◆ Aim of the exercise ◆
Look through the data below. Show each line where the string "Senate" occurs.

•••

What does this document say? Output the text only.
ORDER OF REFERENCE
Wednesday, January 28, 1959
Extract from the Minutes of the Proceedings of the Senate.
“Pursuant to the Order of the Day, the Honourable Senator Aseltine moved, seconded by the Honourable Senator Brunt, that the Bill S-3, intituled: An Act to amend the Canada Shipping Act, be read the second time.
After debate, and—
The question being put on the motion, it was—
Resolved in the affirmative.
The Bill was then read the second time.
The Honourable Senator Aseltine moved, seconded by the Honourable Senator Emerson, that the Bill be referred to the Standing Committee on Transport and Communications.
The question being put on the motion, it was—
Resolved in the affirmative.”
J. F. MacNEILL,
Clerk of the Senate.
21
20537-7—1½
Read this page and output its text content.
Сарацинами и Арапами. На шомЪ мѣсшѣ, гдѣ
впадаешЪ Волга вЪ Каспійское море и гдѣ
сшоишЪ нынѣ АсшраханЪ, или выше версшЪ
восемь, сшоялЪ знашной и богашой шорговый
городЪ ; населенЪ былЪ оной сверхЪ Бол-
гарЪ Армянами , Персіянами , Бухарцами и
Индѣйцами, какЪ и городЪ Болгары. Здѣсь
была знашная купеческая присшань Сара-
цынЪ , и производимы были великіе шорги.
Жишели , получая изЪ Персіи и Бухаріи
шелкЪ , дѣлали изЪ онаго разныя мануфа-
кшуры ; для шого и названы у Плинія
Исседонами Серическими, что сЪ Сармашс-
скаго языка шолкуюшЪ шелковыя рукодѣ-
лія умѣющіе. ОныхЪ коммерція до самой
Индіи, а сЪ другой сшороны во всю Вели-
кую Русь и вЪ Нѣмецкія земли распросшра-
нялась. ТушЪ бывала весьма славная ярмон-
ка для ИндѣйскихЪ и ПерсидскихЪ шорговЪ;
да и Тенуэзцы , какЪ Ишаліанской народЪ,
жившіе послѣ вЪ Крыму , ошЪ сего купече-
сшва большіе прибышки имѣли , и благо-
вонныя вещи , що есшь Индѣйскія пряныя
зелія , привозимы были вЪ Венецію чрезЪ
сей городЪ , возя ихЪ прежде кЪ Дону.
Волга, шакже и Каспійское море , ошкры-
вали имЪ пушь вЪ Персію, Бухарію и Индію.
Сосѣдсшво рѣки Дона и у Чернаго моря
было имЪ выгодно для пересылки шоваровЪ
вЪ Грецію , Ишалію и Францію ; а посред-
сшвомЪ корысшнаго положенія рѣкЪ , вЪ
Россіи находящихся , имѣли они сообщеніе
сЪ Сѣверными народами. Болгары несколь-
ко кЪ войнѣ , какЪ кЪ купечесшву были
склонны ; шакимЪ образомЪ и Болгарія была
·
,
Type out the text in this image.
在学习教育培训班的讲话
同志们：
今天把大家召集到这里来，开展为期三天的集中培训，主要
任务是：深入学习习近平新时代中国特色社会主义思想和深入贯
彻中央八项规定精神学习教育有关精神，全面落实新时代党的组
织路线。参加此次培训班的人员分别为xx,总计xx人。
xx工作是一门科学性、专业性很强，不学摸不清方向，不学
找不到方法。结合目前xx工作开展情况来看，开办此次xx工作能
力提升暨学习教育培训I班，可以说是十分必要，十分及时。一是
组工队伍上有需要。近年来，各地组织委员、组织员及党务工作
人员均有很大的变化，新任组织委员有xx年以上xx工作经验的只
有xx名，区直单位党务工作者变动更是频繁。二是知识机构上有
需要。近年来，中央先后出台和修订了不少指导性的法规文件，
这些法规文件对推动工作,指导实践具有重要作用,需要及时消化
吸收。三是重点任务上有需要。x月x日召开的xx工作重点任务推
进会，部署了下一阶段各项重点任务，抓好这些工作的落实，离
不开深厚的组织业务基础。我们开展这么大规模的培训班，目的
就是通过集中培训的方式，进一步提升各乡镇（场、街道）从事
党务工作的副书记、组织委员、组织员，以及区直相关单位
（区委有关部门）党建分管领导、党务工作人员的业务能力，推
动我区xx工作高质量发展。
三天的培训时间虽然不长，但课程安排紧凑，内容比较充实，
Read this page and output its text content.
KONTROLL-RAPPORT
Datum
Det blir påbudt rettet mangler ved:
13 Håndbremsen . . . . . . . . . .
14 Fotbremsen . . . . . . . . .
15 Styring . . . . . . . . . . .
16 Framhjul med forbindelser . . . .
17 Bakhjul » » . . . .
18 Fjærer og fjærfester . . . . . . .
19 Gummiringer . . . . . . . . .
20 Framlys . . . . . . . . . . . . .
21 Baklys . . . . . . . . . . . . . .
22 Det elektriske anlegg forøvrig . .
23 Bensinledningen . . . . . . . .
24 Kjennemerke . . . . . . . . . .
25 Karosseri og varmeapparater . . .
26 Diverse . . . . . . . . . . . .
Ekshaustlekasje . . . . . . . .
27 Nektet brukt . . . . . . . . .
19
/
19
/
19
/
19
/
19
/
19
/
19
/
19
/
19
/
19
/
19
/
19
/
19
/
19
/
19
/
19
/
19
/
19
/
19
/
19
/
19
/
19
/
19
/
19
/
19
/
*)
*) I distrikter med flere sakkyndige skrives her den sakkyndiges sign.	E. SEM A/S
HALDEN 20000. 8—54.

•••

◆ Solution ◆
Extract from the Minutes of the Proceedings of the Senate.
Clerk of the Senate.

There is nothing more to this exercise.